→ What needs to be done
Write out only the lines from the line that holds "Type out the text in this image." to the end of the listing below, inclusive, with the pictures omitted.

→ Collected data
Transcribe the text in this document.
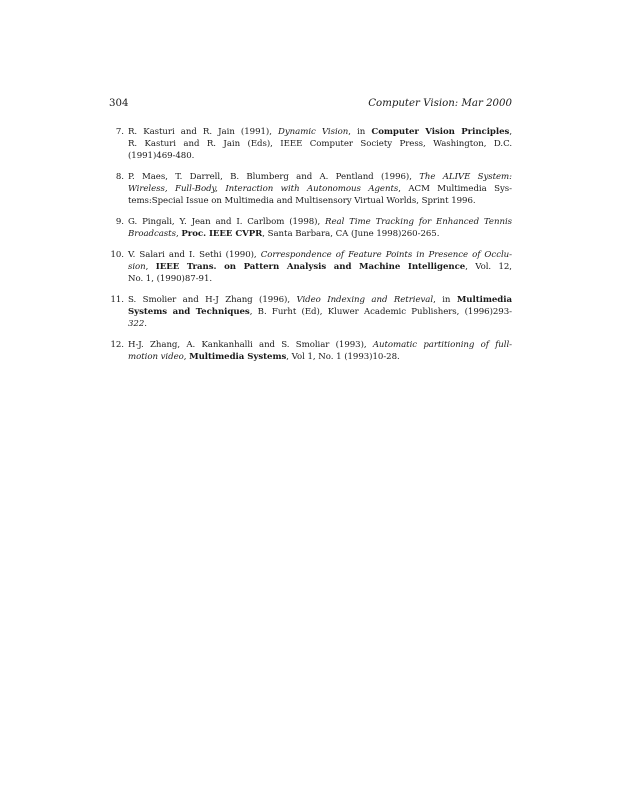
304	Computer Vision: Mar 2000
7. R. Kasturi and R. Jain (1991), Dynamic Vision, in Computer Vision Principles,
R. Kasturi and R. Jain (Eds), IEEE Computer Society Press, Washington, D.C.
(1991)469-480.
8. P. Maes, T. Darrell, B. Blumberg and A. Pentland (1996), The ALIVE System:
Wireless, Full-Body, Interaction with Autonomous Agents, ACM Multimedia Sys-
tems:Special Issue on Multimedia and Multisensory Virtual Worlds, Sprint 1996.
9. G. Pingali, Y. Jean and I. Carlbom (1998), Real Time Tracking for Enhanced Tennis
Broadcasts, Proc. IEEE CVPR, Santa Barbara, CA (June 1998)260-265.
10. V. Salari and I. Sethi (1990), Correspondence of Feature Points in Presence of Occlu-
sion, IEEE Trans. on Pattern Analysis and Machine Intelligence, Vol. 12,
No. 1, (1990)87-91.
11. S. Smolier and H-J Zhang (1996), Video Indexing and Retrieval, in Multimedia
Systems and Techniques, B. Furht (Ed), Kluwer Academic Publishers, (1996)293-
322.
12. H-J. Zhang, A. Kankanhalli and S. Smoliar (1993), Automatic partitioning of full-
motion video, Multimedia Systems, Vol 1, No. 1 (1993)10-28.
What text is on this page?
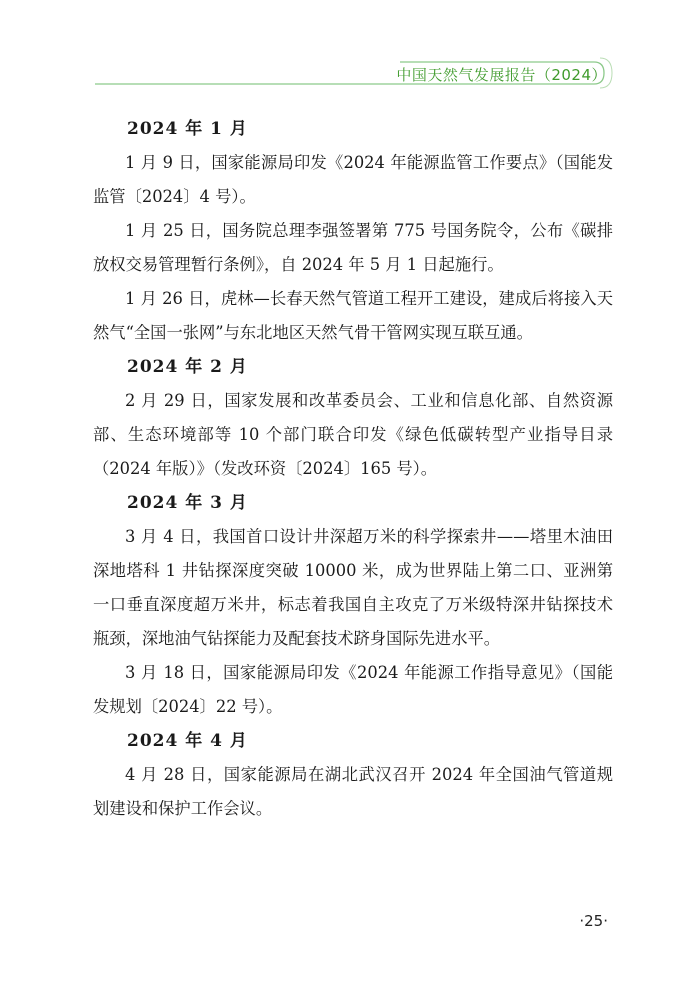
中国天然气发展报告（2024）
2024 年 1 月

1 月 9 日，国家能源局印发《2024 年能源监管工作要点》（国能发监管〔2024〕4 号）。

1 月 25 日，国务院总理李强签署第 775 号国务院令，公布《碳排放权交易管理暂行条例》，自 2024 年 5 月 1 日起施行。

1 月 26 日，虎林—长春天然气管道工程开工建设，建成后将接入天然气“全国一张网”与东北地区天然气骨干管网实现互联互通。

2024 年 2 月

2 月 29 日，国家发展和改革委员会、工业和信息化部、自然资源部、生态环境部等 10 个部门联合印发《绿色低碳转型产业指导目录（2024 年版）》（发改环资〔2024〕165 号）。

2024 年 3 月

3 月 4 日，我国首口设计井深超万米的科学探索井——塔里木油田深地塔科 1 井钻探深度突破 10000 米，成为世界陆上第二口、亚洲第一口垂直深度超万米井，标志着我国自主攻克了万米级特深井钻探技术瓶颈，深地油气钻探能力及配套技术跻身国际先进水平。

3 月 18 日，国家能源局印发《2024 年能源工作指导意见》（国能发规划〔2024〕22 号）。

2024 年 4 月

4 月 28 日，国家能源局在湖北武汉召开 2024 年全国油气管道规划建设和保护工作会议。

·25·
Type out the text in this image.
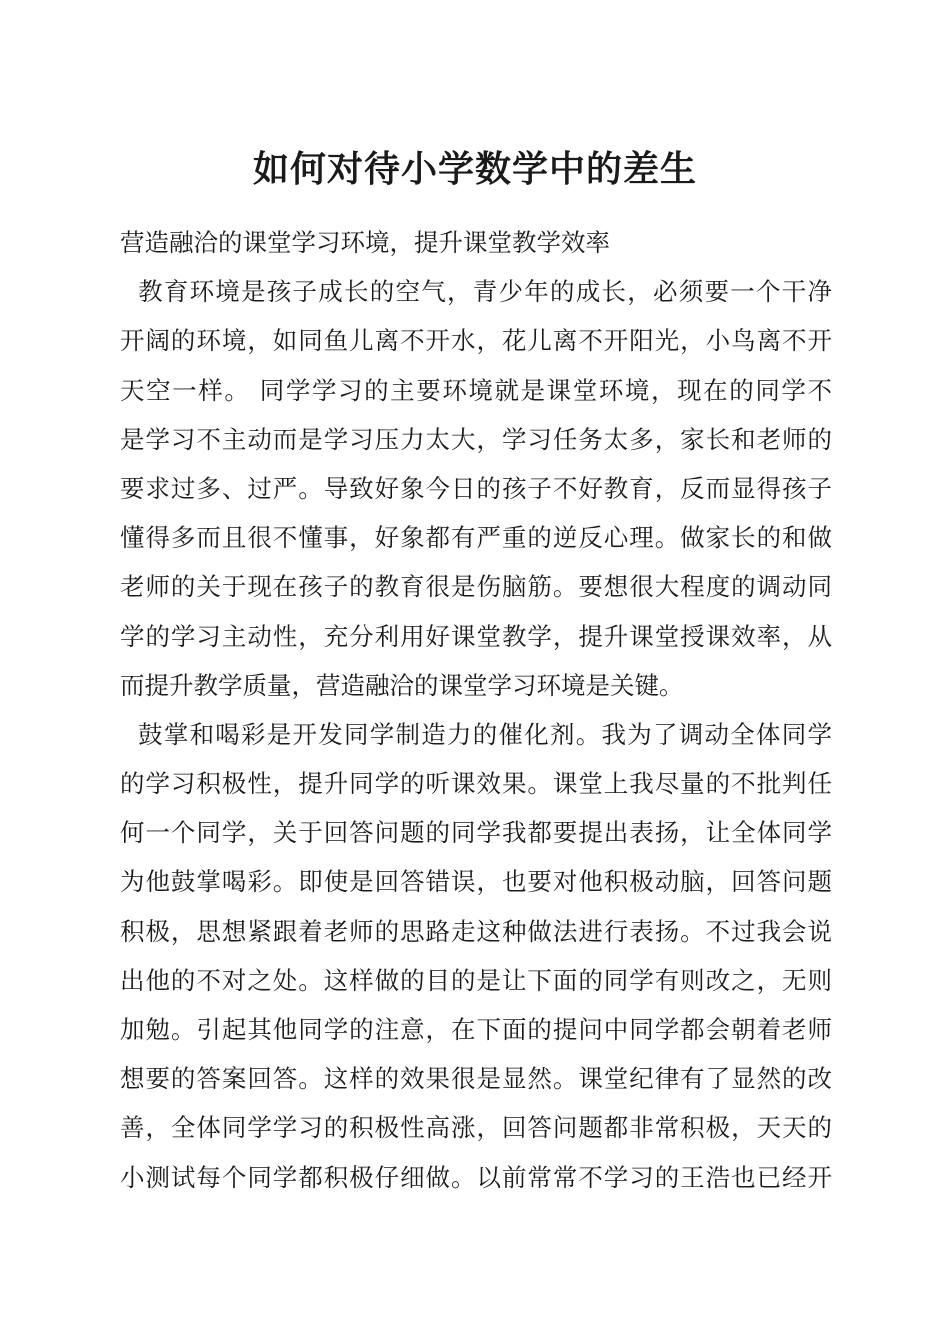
如何对待小学数学中的差生
营造融洽的课堂学习环境，提升课堂教学效率
教育环境是孩子成长的空气，青少年的成长，必须要一个干净
开阔的环境，如同鱼儿离不开水，花儿离不开阳光，小鸟离不开
天空一样。 同学学习的主要环境就是课堂环境，现在的同学不
是学习不主动而是学习压力太大，学习任务太多，家长和老师的
要求过多、过严。导致好象今日的孩子不好教育，反而显得孩子
懂得多而且很不懂事，好象都有严重的逆反心理。做家长的和做
老师的关于现在孩子的教育很是伤脑筋。要想很大程度的调动同
学的学习主动性，充分利用好课堂教学，提升课堂授课效率，从
而提升教学质量，营造融洽的课堂学习环境是关键。
鼓掌和喝彩是开发同学制造力的催化剂。我为了调动全体同学
的学习积极性，提升同学的听课效果。课堂上我尽量的不批判任
何一个同学，关于回答问题的同学我都要提出表扬，让全体同学
为他鼓掌喝彩。即使是回答错误，也要对他积极动脑，回答问题
积极，思想紧跟着老师的思路走这种做法进行表扬。不过我会说
出他的不对之处。这样做的目的是让下面的同学有则改之，无则
加勉。引起其他同学的注意，在下面的提问中同学都会朝着老师
想要的答案回答。这样的效果很是显然。课堂纪律有了显然的改
善，全体同学学习的积极性高涨，回答问题都非常积极，天天的
小测试每个同学都积极仔细做。以前常常不学习的王浩也已经开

→ The response
Type out the text in this image.
如何对待小学数学中的差生
营造融洽的课堂学习环境，提升课堂教学效率
教育环境是孩子成长的空气，青少年的成长，必须要一个干净
开阔的环境，如同鱼儿离不开水，花儿离不开阳光，小鸟离不开
天空一样。 同学学习的主要环境就是课堂环境，现在的同学不
是学习不主动而是学习压力太大，学习任务太多，家长和老师的
要求过多、过严。导致好象今日的孩子不好教育，反而显得孩子
懂得多而且很不懂事，好象都有严重的逆反心理。做家长的和做
老师的关于现在孩子的教育很是伤脑筋。要想很大程度的调动同
学的学习主动性，充分利用好课堂教学，提升课堂授课效率，从
而提升教学质量，营造融洽的课堂学习环境是关键。
鼓掌和喝彩是开发同学制造力的催化剂。我为了调动全体同学
的学习积极性，提升同学的听课效果。课堂上我尽量的不批判任
何一个同学，关于回答问题的同学我都要提出表扬，让全体同学
为他鼓掌喝彩。即使是回答错误，也要对他积极动脑，回答问题
积极，思想紧跟着老师的思路走这种做法进行表扬。不过我会说
出他的不对之处。这样做的目的是让下面的同学有则改之，无则
加勉。引起其他同学的注意，在下面的提问中同学都会朝着老师
想要的答案回答。这样的效果很是显然。课堂纪律有了显然的改
善，全体同学学习的积极性高涨，回答问题都非常积极，天天的
小测试每个同学都积极仔细做。以前常常不学习的王浩也已经开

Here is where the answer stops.